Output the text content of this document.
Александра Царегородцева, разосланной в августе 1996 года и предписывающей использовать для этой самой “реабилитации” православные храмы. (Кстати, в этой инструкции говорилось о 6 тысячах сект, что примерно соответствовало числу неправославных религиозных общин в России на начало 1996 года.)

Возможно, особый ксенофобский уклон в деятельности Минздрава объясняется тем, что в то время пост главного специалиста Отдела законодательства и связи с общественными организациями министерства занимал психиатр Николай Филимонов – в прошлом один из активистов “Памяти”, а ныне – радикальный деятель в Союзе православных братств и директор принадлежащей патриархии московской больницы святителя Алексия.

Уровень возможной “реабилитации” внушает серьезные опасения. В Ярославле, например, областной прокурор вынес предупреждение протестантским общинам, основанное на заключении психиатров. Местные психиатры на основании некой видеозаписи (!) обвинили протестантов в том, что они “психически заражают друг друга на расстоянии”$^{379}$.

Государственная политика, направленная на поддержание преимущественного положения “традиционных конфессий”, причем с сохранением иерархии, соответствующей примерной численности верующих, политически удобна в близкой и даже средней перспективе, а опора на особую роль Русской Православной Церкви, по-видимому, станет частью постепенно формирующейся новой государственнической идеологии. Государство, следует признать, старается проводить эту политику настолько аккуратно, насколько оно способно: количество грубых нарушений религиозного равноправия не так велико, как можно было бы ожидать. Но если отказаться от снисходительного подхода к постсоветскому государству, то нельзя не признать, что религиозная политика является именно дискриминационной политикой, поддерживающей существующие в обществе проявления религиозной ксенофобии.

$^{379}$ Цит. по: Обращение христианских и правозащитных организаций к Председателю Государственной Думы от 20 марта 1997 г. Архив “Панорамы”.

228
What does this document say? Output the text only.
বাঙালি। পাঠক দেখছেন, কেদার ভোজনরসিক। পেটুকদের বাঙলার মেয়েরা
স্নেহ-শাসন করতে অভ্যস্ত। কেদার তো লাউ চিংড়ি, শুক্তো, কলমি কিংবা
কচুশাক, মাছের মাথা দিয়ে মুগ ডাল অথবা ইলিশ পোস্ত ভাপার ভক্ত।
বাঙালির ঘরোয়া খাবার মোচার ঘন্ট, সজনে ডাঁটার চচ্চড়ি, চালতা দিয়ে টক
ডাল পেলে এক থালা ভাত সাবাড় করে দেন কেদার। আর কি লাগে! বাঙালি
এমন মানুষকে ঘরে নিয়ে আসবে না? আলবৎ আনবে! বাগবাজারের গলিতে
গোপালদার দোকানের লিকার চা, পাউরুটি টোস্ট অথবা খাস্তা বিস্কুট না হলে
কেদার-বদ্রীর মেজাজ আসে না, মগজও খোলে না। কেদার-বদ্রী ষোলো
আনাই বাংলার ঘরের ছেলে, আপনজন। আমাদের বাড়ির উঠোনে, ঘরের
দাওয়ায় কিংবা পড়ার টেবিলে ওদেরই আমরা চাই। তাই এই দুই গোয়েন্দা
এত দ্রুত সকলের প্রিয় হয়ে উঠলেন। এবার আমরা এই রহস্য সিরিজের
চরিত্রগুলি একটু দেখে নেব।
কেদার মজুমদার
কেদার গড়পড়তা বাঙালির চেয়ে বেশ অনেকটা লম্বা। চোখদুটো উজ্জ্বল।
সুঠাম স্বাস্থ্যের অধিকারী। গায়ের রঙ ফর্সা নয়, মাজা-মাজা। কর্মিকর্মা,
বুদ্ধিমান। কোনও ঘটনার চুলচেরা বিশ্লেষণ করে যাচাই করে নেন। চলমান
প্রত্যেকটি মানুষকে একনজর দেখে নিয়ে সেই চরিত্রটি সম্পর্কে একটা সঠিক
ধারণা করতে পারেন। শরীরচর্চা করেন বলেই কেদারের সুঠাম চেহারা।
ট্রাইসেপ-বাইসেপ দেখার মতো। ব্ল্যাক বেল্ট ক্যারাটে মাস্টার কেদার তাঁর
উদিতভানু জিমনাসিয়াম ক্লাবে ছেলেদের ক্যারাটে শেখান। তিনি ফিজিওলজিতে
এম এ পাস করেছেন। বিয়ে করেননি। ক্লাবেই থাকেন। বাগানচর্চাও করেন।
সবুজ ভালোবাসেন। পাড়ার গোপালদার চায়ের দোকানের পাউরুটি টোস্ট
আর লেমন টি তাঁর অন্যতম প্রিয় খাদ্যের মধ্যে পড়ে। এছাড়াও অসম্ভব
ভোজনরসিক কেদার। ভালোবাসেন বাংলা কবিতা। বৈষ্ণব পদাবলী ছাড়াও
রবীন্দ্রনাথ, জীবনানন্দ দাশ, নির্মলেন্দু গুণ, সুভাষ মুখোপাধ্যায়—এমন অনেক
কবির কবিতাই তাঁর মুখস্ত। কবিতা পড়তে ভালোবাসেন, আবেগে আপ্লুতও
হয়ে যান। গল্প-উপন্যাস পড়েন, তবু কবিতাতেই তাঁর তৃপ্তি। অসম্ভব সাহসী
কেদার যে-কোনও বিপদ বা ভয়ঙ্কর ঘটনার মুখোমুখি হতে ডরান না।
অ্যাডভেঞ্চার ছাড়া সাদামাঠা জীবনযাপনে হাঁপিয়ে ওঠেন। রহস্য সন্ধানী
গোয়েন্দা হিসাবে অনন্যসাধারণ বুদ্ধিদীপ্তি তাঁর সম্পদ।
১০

■ ■ ■ ■

Task:
Quote all the records exactly, please, leaving none out.

Output of the task:
Output the text content of this document.
Александра Царегородцева, разосланной в августе 1996 года и предписывающей использовать для этой самой “реабилитации” православные храмы. (Кстати, в этой инструкции говорилось о 6 тысячах сект, что примерно соответствовало числу неправославных религиозных общин в России на начало 1996 года.)

Возможно, особый ксенофобский уклон в деятельности Минздрава объясняется тем, что в то время пост главного специалиста Отдела законодательства и связи с общественными организациями министерства занимал психиатр Николай Филимонов – в прошлом один из активистов “Памяти”, а ныне – радикальный деятель в Союзе православных братств и директор принадлежащей патриархии московской больницы святителя Алексия.

Уровень возможной “реабилитации” внушает серьезные опасения. В Ярославле, например, областной прокурор вынес предупреждение протестантским общинам, основанное на заключении психиатров. Местные психиатры на основании некой видеозаписи (!) обвинили протестантов в том, что они “психически заражают друг друга на расстоянии”$^{379}$.

Государственная политика, направленная на поддержание преимущественного положения “традиционных конфессий”, причем с сохранением иерархии, соответствующей примерной численности верующих, политически удобна в близкой и даже средней перспективе, а опора на особую роль Русской Православной Церкви, по-видимому, станет частью постепенно формирующейся новой государственнической идеологии. Государство, следует признать, старается проводить эту политику настолько аккуратно, насколько оно способно: количество грубых нарушений религиозного равноправия не так велико, как можно было бы ожидать. Но если отказаться от снисходительного подхода к постсоветскому государству, то нельзя не признать, что религиозная политика является именно дискриминационной политикой, поддерживающей существующие в обществе проявления религиозной ксенофобии.

$^{379}$ Цит. по: Обращение христианских и правозащитных организаций к Председателю Государственной Думы от 20 марта 1997 г. Архив “Панорамы”.

228
What does this document say? Output the text only.
বাঙালি। পাঠক দেখছেন, কেদার ভোজনরসিক। পেটুকদের বাঙলার মেয়েরা
স্নেহ-শাসন করতে অভ্যস্ত। কেদার তো লাউ চিংড়ি, শুক্তো, কলমি কিংবা
কচুশাক, মাছের মাথা দিয়ে মুগ ডাল অথবা ইলিশ পোস্ত ভাপার ভক্ত।
বাঙালির ঘরোয়া খাবার মোচার ঘন্ট, সজনে ডাঁটার চচ্চড়ি, চালতা দিয়ে টক
ডাল পেলে এক থালা ভাত সাবাড় করে দেন কেদার। আর কি লাগে! বাঙালি
এমন মানুষকে ঘরে নিয়ে আসবে না? আলবৎ আনবে! বাগবাজারের গলিতে
গোপালদার দোকানের লিকার চা, পাউরুটি টোস্ট অথবা খাস্তা বিস্কুট না হলে
কেদার-বদ্রীর মেজাজ আসে না, মগজও খোলে না। কেদার-বদ্রী ষোলো
আনাই বাংলার ঘরের ছেলে, আপনজন। আমাদের বাড়ির উঠোনে, ঘরের
দাওয়ায় কিংবা পড়ার টেবিলে ওদেরই আমরা চাই। তাই এই দুই গোয়েন্দা
এত দ্রুত সকলের প্রিয় হয়ে উঠলেন। এবার আমরা এই রহস্য সিরিজের
চরিত্রগুলি একটু দেখে নেব।
কেদার মজুমদার
কেদার গড়পড়তা বাঙালির চেয়ে বেশ অনেকটা লম্বা। চোখদুটো উজ্জ্বল।
সুঠাম স্বাস্থ্যের অধিকারী। গায়ের রঙ ফর্সা নয়, মাজা-মাজা। কর্মিকর্মা,
বুদ্ধিমান। কোনও ঘটনার চুলচেরা বিশ্লেষণ করে যাচাই করে নেন। চলমান
প্রত্যেকটি মানুষকে একনজর দেখে নিয়ে সেই চরিত্রটি সম্পর্কে একটা সঠিক
ধারণা করতে পারেন। শরীরচর্চা করেন বলেই কেদারের সুঠাম চেহারা।
ট্রাইসেপ-বাইসেপ দেখার মতো। ব্ল্যাক বেল্ট ক্যারাটে মাস্টার কেদার তাঁর
উদিতভানু জিমনাসিয়াম ক্লাবে ছেলেদের ক্যারাটে শেখান। তিনি ফিজিওলজিতে
এম এ পাস করেছেন। বিয়ে করেননি। ক্লাবেই থাকেন। বাগানচর্চাও করেন।
সবুজ ভালোবাসেন। পাড়ার গোপালদার চায়ের দোকানের পাউরুটি টোস্ট
আর লেমন টি তাঁর অন্যতম প্রিয় খাদ্যের মধ্যে পড়ে। এছাড়াও অসম্ভব
ভোজনরসিক কেদার। ভালোবাসেন বাংলা কবিতা। বৈষ্ণব পদাবলী ছাড়াও
রবীন্দ্রনাথ, জীবনানন্দ দাশ, নির্মলেন্দু গুণ, সুভাষ মুখোপাধ্যায়—এমন অনেক
কবির কবিতাই তাঁর মুখস্ত। কবিতা পড়তে ভালোবাসেন, আবেগে আপ্লুতও
হয়ে যান। গল্প-উপন্যাস পড়েন, তবু কবিতাতেই তাঁর তৃপ্তি। অসম্ভব সাহসী
কেদার যে-কোনও বিপদ বা ভয়ঙ্কর ঘটনার মুখোমুখি হতে ডরান না।
অ্যাডভেঞ্চার ছাড়া সাদামাঠা জীবনযাপনে হাঁপিয়ে ওঠেন। রহস্য সন্ধানী
গোয়েন্দা হিসাবে অনন্যসাধারণ বুদ্ধিদীপ্তি তাঁর সম্পদ।
১০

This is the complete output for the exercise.